(Entries from a visual dataset)
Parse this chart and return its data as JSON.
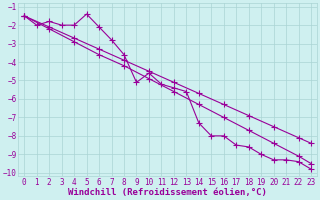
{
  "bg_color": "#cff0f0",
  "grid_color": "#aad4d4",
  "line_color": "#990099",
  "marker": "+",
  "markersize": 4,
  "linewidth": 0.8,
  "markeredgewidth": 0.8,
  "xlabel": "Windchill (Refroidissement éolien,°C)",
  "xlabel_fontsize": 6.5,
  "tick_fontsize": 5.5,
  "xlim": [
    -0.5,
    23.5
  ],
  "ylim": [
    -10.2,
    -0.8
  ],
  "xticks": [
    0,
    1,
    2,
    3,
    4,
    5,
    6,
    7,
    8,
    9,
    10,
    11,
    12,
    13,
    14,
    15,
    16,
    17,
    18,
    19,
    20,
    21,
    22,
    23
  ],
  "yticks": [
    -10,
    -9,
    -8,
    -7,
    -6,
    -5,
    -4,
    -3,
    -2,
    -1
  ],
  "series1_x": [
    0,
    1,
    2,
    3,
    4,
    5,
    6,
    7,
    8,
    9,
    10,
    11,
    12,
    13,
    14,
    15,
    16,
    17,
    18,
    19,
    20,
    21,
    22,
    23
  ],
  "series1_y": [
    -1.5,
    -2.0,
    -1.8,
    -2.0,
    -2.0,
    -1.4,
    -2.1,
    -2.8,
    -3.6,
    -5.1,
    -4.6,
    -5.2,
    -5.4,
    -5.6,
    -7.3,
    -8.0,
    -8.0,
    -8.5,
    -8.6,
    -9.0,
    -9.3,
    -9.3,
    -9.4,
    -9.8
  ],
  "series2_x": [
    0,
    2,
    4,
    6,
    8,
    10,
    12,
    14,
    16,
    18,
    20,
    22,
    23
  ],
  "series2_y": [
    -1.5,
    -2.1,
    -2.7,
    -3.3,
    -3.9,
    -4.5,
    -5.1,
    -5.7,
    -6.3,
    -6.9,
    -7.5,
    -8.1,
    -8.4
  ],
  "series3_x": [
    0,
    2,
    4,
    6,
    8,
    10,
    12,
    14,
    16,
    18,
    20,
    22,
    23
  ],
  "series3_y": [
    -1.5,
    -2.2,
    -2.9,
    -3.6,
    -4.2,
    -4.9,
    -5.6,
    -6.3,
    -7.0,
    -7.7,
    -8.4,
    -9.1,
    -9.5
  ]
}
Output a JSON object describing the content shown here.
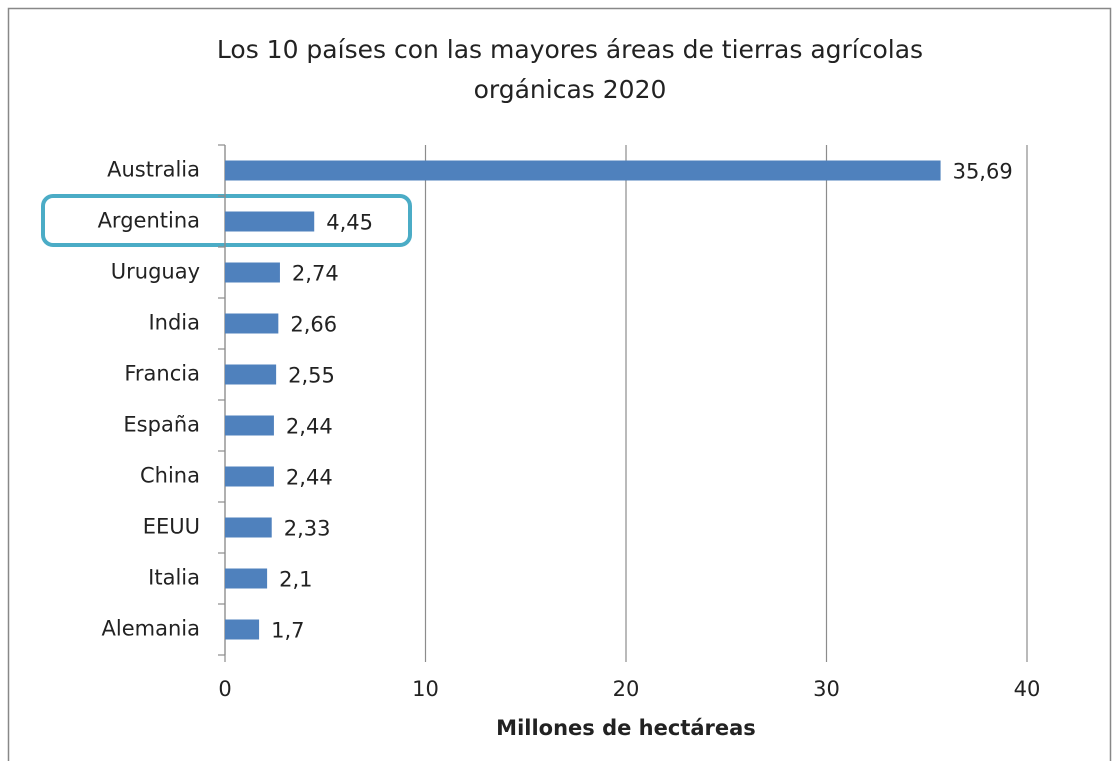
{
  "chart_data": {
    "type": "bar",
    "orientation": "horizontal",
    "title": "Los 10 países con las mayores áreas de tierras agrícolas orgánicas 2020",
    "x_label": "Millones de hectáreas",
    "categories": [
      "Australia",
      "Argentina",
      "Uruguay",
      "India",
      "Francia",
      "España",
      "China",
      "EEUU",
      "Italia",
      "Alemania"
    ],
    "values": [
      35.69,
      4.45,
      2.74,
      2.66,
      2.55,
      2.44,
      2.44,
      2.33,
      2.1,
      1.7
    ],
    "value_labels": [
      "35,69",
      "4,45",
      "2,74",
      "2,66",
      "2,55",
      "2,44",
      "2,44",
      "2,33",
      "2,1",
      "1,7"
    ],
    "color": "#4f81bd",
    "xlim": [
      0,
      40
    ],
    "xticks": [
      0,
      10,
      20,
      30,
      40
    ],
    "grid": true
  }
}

What the task requires
Without including any picture, repeat the data exactly.

Output of the exercise
Parse this chart and return its data as JSON.
{
  "bg_color": "#cff0f0",
  "grid_color": "#aad4d4",
  "line_color": "#990099",
  "marker": "+",
  "markersize": 4,
  "linewidth": 0.8,
  "markeredgewidth": 0.8,
  "xlabel": "Windchill (Refroidissement éolien,°C)",
  "xlabel_fontsize": 6.5,
  "tick_fontsize": 5.5,
  "xlim": [
    -0.5,
    23.5
  ],
  "ylim": [
    -10.2,
    -0.8
  ],
  "xticks": [
    0,
    1,
    2,
    3,
    4,
    5,
    6,
    7,
    8,
    9,
    10,
    11,
    12,
    13,
    14,
    15,
    16,
    17,
    18,
    19,
    20,
    21,
    22,
    23
  ],
  "yticks": [
    -10,
    -9,
    -8,
    -7,
    -6,
    -5,
    -4,
    -3,
    -2,
    -1
  ],
  "series1_x": [
    0,
    1,
    2,
    3,
    4,
    5,
    6,
    7,
    8,
    9,
    10,
    11,
    12,
    13,
    14,
    15,
    16,
    17,
    18,
    19,
    20,
    21,
    22,
    23
  ],
  "series1_y": [
    -1.5,
    -2.0,
    -1.8,
    -2.0,
    -2.0,
    -1.4,
    -2.1,
    -2.8,
    -3.6,
    -5.1,
    -4.6,
    -5.2,
    -5.4,
    -5.6,
    -7.3,
    -8.0,
    -8.0,
    -8.5,
    -8.6,
    -9.0,
    -9.3,
    -9.3,
    -9.4,
    -9.8
  ],
  "series2_x": [
    0,
    2,
    4,
    6,
    8,
    10,
    12,
    14,
    16,
    18,
    20,
    22,
    23
  ],
  "series2_y": [
    -1.5,
    -2.1,
    -2.7,
    -3.3,
    -3.9,
    -4.5,
    -5.1,
    -5.7,
    -6.3,
    -6.9,
    -7.5,
    -8.1,
    -8.4
  ],
  "series3_x": [
    0,
    2,
    4,
    6,
    8,
    10,
    12,
    14,
    16,
    18,
    20,
    22,
    23
  ],
  "series3_y": [
    -1.5,
    -2.2,
    -2.9,
    -3.6,
    -4.2,
    -4.9,
    -5.6,
    -6.3,
    -7.0,
    -7.7,
    -8.4,
    -9.1,
    -9.5
  ]
}
Output a JSON object describing the content shown here.
{
  "chart_data": {
    "type": "bar",
    "orientation": "horizontal",
    "title": "Los 10 países con las mayores áreas de tierras agrícolas orgánicas 2020",
    "x_label": "Millones de hectáreas",
    "categories": [
      "Australia",
      "Argentina",
      "Uruguay",
      "India",
      "Francia",
      "España",
      "China",
      "EEUU",
      "Italia",
      "Alemania"
    ],
    "values": [
      35.69,
      4.45,
      2.74,
      2.66,
      2.55,
      2.44,
      2.44,
      2.33,
      2.1,
      1.7
    ],
    "value_labels": [
      "35,69",
      "4,45",
      "2,74",
      "2,66",
      "2,55",
      "2,44",
      "2,44",
      "2,33",
      "2,1",
      "1,7"
    ],
    "color": "#4f81bd",
    "xlim": [
      0,
      40
    ],
    "xticks": [
      0,
      10,
      20,
      30,
      40
    ],
    "grid": true
  }
}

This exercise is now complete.